STATED TASK: Copy each entry as it stands, leaving nothing out.

(Stored dataset items)

___

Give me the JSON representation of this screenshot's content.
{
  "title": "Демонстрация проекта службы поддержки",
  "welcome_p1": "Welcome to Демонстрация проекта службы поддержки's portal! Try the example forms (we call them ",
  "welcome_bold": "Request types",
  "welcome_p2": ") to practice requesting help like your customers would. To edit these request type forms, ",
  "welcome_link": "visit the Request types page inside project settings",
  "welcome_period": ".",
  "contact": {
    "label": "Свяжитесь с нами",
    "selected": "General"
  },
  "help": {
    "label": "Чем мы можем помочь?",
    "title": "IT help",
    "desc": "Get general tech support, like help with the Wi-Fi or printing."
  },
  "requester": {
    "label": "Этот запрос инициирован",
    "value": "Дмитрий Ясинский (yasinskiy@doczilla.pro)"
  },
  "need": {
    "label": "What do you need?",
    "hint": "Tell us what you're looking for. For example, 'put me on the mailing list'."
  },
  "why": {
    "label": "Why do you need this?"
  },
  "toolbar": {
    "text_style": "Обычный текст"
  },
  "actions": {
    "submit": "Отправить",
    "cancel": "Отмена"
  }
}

___

TASK ANSWER:
Give me the JSON representation of this screenshot's content.
{
  "title": "Демонстрация проекта службы поддержки",
  "welcome_p1": "Welcome to Демонстрация проекта службы поддержки's portal! Try the example forms (we call them ",
  "welcome_bold": "Request types",
  "welcome_p2": ") to practice requesting help like your customers would. To edit these request type forms, ",
  "welcome_link": "visit the Request types page inside project settings",
  "welcome_period": ".",
  "contact": {
    "label": "Свяжитесь с нами",
    "selected": "General"
  },
  "help": {
    "label": "Чем мы можем помочь?",
    "title": "IT help",
    "desc": "Get general tech support, like help with the Wi-Fi or printing."
  },
  "requester": {
    "label": "Этот запрос инициирован",
    "value": "Дмитрий Ясинский (yasinskiy@doczilla.pro)"
  },
  "need": {
    "label": "What do you need?",
    "hint": "Tell us what you're looking for. For example, 'put me on the mailing list'."
  },
  "why": {
    "label": "Why do you need this?"
  },
  "toolbar": {
    "text_style": "Обычный текст"
  },
  "actions": {
    "submit": "Отправить",
    "cancel": "Отмена"
  }
}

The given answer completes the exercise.